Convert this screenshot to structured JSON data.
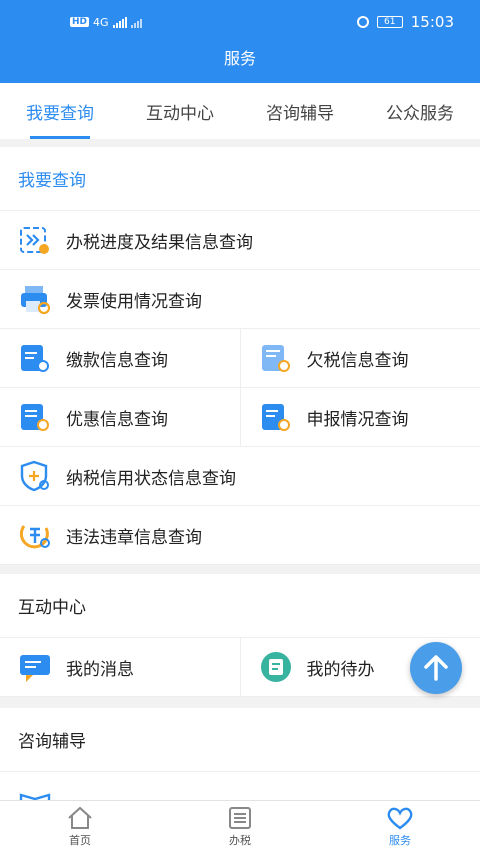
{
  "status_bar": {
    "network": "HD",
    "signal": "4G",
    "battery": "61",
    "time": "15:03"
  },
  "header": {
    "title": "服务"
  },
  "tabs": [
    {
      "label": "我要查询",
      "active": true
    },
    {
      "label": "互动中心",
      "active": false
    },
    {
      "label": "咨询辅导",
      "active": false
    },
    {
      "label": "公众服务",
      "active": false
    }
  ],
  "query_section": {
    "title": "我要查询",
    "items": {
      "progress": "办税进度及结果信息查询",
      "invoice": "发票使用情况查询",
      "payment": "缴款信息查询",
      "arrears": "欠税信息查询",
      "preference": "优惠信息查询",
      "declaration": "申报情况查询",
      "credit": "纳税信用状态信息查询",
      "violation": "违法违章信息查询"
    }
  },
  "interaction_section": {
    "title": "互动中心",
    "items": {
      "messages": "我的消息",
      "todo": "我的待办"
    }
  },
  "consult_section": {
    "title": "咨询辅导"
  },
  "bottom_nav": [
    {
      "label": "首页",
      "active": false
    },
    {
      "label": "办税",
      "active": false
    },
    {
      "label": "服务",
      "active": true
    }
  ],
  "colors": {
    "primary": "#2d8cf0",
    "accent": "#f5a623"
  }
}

# # #

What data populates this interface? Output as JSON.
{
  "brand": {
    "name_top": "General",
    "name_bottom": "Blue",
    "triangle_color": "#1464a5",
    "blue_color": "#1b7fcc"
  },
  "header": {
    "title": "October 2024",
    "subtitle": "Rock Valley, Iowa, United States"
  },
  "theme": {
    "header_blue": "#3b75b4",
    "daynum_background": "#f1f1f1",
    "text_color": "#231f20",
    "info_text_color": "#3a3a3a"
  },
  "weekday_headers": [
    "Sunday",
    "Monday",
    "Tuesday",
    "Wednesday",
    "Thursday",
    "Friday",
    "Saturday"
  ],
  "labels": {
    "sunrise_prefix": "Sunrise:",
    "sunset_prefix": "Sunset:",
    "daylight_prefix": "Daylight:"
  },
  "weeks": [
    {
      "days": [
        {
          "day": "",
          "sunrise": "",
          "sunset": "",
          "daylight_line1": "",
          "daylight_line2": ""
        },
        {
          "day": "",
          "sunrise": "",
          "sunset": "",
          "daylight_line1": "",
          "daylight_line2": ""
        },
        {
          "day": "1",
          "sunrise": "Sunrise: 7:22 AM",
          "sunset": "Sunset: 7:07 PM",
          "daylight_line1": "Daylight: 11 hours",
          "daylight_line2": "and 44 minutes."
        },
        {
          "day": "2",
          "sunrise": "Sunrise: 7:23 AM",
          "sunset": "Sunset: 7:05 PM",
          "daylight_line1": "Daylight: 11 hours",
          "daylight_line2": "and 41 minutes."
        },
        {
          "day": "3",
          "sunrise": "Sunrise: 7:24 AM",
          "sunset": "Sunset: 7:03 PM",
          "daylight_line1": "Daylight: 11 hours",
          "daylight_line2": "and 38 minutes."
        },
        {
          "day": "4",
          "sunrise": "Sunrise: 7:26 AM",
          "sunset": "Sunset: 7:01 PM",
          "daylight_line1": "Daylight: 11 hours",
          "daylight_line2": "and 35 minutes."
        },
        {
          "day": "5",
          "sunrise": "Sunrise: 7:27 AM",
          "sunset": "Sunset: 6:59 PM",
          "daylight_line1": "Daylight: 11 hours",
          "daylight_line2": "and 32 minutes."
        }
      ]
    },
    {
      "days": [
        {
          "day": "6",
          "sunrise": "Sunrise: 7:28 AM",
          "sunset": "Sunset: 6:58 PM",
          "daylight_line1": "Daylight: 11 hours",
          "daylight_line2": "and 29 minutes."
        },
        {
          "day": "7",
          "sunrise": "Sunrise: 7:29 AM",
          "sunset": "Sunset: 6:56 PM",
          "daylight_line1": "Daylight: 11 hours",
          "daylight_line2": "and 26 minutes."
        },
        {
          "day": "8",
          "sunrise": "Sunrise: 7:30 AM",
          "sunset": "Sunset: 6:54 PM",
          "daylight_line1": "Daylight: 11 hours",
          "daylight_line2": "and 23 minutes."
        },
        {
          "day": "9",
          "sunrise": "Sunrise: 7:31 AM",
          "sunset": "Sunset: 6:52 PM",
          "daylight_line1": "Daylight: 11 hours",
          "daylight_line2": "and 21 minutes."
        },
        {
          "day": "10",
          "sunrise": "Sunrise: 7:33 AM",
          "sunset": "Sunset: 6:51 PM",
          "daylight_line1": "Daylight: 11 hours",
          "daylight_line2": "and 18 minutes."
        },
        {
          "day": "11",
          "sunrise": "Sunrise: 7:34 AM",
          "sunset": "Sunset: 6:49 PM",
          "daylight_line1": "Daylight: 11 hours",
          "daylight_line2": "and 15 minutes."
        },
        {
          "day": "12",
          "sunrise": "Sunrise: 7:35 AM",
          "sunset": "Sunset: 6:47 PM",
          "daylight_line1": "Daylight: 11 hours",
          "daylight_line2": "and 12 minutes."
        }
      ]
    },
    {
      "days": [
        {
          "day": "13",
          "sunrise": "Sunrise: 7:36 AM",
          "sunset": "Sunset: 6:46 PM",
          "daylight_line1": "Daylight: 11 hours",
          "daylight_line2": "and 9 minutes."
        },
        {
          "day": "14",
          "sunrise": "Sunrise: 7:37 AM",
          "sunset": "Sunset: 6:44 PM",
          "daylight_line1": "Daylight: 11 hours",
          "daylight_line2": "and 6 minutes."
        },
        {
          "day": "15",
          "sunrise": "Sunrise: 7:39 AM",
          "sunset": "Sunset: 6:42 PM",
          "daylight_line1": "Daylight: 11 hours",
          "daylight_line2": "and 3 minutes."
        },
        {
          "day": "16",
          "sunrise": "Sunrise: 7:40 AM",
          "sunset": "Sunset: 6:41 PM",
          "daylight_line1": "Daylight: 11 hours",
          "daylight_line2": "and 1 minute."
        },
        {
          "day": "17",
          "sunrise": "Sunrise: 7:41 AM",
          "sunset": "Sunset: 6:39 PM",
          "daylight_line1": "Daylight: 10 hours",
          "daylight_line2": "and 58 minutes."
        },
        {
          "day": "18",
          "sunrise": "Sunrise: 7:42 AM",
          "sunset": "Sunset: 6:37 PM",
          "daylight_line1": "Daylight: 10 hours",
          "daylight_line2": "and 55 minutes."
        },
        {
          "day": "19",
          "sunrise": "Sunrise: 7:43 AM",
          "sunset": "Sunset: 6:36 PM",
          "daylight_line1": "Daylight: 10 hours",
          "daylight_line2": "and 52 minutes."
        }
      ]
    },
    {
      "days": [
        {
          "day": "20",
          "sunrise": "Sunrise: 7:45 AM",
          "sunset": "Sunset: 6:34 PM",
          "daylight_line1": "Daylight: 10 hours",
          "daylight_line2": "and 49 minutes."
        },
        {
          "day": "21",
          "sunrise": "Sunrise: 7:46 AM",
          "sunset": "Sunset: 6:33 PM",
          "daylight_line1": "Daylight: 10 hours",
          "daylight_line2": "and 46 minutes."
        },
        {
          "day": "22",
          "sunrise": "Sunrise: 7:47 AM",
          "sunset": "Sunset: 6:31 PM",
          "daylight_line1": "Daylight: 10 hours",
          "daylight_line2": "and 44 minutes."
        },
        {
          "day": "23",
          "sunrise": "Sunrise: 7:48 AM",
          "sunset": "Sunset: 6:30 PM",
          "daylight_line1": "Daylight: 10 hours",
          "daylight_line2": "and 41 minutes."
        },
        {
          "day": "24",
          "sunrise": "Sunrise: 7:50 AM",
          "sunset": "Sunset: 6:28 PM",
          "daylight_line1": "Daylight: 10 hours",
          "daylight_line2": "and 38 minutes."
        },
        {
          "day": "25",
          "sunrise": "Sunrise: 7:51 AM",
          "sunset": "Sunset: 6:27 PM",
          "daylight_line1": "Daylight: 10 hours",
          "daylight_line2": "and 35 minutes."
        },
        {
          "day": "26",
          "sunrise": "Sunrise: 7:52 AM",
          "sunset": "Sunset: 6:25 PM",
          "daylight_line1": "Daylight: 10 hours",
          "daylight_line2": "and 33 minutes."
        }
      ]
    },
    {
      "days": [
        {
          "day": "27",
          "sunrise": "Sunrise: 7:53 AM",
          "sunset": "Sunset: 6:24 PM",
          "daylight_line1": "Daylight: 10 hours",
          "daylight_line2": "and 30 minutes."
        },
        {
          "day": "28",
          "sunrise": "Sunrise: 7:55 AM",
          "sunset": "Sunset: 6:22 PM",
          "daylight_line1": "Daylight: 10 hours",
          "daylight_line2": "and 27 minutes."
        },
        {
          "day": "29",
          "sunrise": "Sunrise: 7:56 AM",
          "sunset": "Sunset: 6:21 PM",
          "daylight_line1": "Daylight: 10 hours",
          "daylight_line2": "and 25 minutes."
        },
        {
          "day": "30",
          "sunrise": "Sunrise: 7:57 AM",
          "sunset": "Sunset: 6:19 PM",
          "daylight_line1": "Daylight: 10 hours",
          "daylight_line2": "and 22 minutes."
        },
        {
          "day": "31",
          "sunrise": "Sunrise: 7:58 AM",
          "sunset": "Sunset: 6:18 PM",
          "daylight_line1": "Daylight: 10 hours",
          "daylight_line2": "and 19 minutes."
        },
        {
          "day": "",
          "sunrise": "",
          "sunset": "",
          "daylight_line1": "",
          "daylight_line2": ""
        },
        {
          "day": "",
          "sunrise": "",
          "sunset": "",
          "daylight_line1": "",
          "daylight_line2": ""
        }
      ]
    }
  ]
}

# # #

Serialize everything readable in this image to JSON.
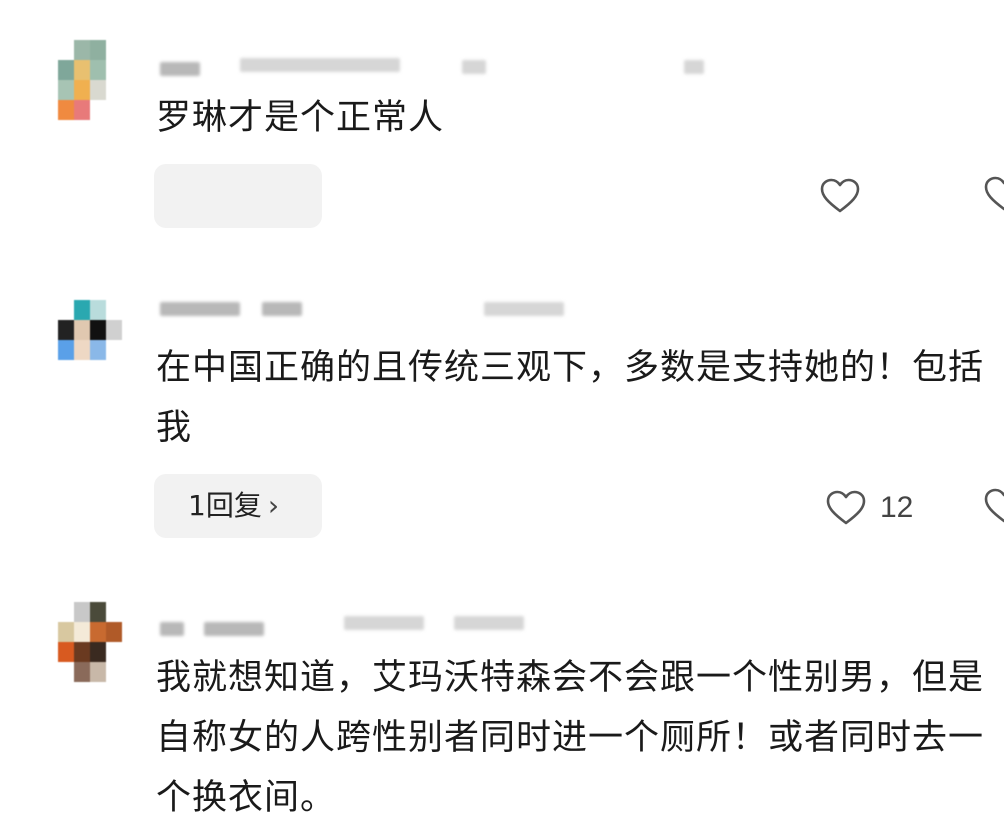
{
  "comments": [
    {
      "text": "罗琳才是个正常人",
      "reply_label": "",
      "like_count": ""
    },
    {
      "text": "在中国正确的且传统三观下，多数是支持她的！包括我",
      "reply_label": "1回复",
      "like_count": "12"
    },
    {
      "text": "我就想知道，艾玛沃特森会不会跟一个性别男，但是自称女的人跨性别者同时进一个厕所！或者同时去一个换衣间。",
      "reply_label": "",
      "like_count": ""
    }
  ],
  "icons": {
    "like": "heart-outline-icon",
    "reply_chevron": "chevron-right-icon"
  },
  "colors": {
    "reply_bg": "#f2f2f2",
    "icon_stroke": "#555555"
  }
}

# # #

Of the lines in the material, how many contain the word "this"? Reply with the number and nothing else.

Answer below: 3